→ WRITTEN TASK: Any pictures in the records below should be skipped; write out everything else exactly.

→ DATA SECTION:
((

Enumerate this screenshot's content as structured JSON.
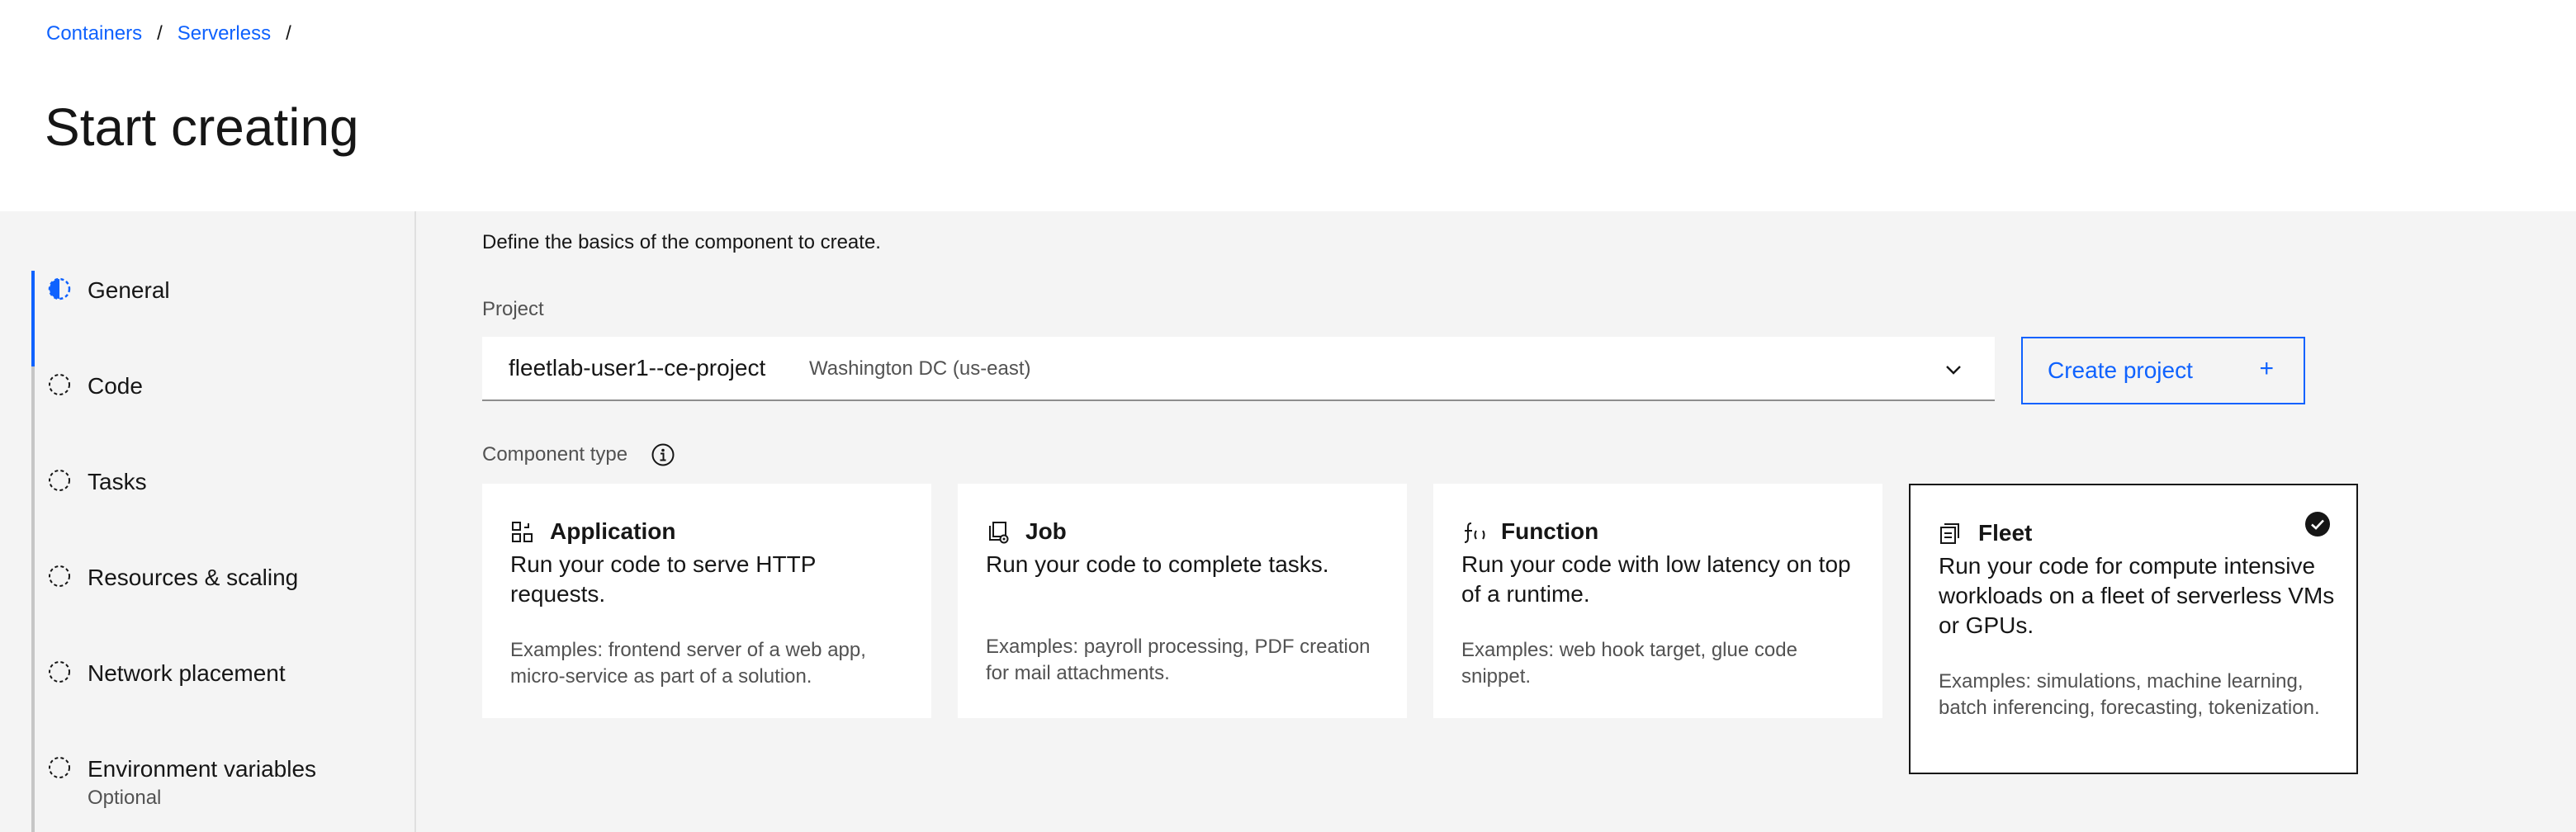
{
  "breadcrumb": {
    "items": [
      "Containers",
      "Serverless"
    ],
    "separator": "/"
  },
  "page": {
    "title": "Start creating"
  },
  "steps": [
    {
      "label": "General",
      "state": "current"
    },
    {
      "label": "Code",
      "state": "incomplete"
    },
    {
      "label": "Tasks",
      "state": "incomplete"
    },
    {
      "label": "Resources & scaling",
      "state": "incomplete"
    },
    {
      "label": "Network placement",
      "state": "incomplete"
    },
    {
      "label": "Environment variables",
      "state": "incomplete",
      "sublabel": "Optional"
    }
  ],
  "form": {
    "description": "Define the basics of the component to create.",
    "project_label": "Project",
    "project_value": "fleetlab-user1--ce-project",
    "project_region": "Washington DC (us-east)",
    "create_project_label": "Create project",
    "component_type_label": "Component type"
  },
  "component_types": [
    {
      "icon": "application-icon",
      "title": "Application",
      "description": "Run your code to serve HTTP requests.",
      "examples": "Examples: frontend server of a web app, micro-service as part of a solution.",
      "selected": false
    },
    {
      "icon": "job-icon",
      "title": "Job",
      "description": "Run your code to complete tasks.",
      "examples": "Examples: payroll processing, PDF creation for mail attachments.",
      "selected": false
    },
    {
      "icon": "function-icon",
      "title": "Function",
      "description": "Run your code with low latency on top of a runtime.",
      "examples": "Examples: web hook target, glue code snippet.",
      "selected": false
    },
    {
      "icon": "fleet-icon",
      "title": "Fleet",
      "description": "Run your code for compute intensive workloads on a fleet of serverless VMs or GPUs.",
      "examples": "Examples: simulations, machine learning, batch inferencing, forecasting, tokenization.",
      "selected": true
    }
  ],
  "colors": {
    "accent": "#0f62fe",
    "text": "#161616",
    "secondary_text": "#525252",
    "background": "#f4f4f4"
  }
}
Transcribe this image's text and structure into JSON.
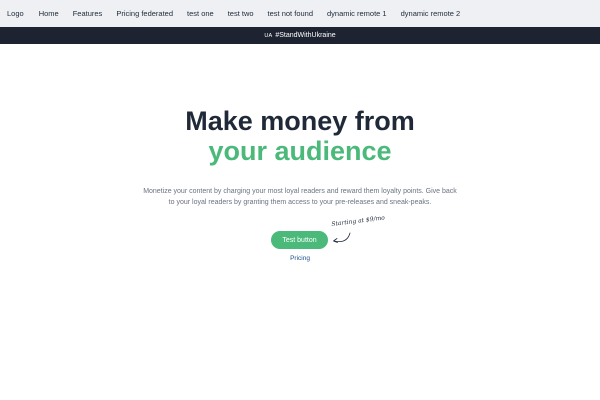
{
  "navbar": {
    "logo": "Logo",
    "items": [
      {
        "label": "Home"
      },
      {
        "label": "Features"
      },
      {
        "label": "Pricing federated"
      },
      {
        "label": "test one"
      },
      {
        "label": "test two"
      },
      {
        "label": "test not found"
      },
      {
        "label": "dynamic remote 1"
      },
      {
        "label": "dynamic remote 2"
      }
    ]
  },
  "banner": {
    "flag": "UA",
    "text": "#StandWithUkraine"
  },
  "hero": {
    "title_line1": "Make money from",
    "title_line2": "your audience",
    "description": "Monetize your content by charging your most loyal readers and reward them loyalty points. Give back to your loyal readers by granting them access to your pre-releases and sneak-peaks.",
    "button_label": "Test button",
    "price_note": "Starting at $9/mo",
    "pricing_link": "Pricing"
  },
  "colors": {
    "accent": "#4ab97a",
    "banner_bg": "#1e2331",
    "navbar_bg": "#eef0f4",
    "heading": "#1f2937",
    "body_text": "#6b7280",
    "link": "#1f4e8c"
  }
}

))

→ SOLUTION TO THIS TASK:
Enumerate this screenshot's content as structured JSON.
{
  "breadcrumb": {
    "items": [
      "Containers",
      "Serverless"
    ],
    "separator": "/"
  },
  "page": {
    "title": "Start creating"
  },
  "steps": [
    {
      "label": "General",
      "state": "current"
    },
    {
      "label": "Code",
      "state": "incomplete"
    },
    {
      "label": "Tasks",
      "state": "incomplete"
    },
    {
      "label": "Resources & scaling",
      "state": "incomplete"
    },
    {
      "label": "Network placement",
      "state": "incomplete"
    },
    {
      "label": "Environment variables",
      "state": "incomplete",
      "sublabel": "Optional"
    }
  ],
  "form": {
    "description": "Define the basics of the component to create.",
    "project_label": "Project",
    "project_value": "fleetlab-user1--ce-project",
    "project_region": "Washington DC (us-east)",
    "create_project_label": "Create project",
    "component_type_label": "Component type"
  },
  "component_types": [
    {
      "icon": "application-icon",
      "title": "Application",
      "description": "Run your code to serve HTTP requests.",
      "examples": "Examples: frontend server of a web app, micro-service as part of a solution.",
      "selected": false
    },
    {
      "icon": "job-icon",
      "title": "Job",
      "description": "Run your code to complete tasks.",
      "examples": "Examples: payroll processing, PDF creation for mail attachments.",
      "selected": false
    },
    {
      "icon": "function-icon",
      "title": "Function",
      "description": "Run your code with low latency on top of a runtime.",
      "examples": "Examples: web hook target, glue code snippet.",
      "selected": false
    },
    {
      "icon": "fleet-icon",
      "title": "Fleet",
      "description": "Run your code for compute intensive workloads on a fleet of serverless VMs or GPUs.",
      "examples": "Examples: simulations, machine learning, batch inferencing, forecasting, tokenization.",
      "selected": true
    }
  ],
  "colors": {
    "accent": "#0f62fe",
    "text": "#161616",
    "secondary_text": "#525252",
    "background": "#f4f4f4"
  }
}
Transcribe this image's text and structure into JSON.
{
  "navbar": {
    "logo": "Logo",
    "items": [
      {
        "label": "Home"
      },
      {
        "label": "Features"
      },
      {
        "label": "Pricing federated"
      },
      {
        "label": "test one"
      },
      {
        "label": "test two"
      },
      {
        "label": "test not found"
      },
      {
        "label": "dynamic remote 1"
      },
      {
        "label": "dynamic remote 2"
      }
    ]
  },
  "banner": {
    "flag": "UA",
    "text": "#StandWithUkraine"
  },
  "hero": {
    "title_line1": "Make money from",
    "title_line2": "your audience",
    "description": "Monetize your content by charging your most loyal readers and reward them loyalty points. Give back to your loyal readers by granting them access to your pre-releases and sneak-peaks.",
    "button_label": "Test button",
    "price_note": "Starting at $9/mo",
    "pricing_link": "Pricing"
  },
  "colors": {
    "accent": "#4ab97a",
    "banner_bg": "#1e2331",
    "navbar_bg": "#eef0f4",
    "heading": "#1f2937",
    "body_text": "#6b7280",
    "link": "#1f4e8c"
  }
}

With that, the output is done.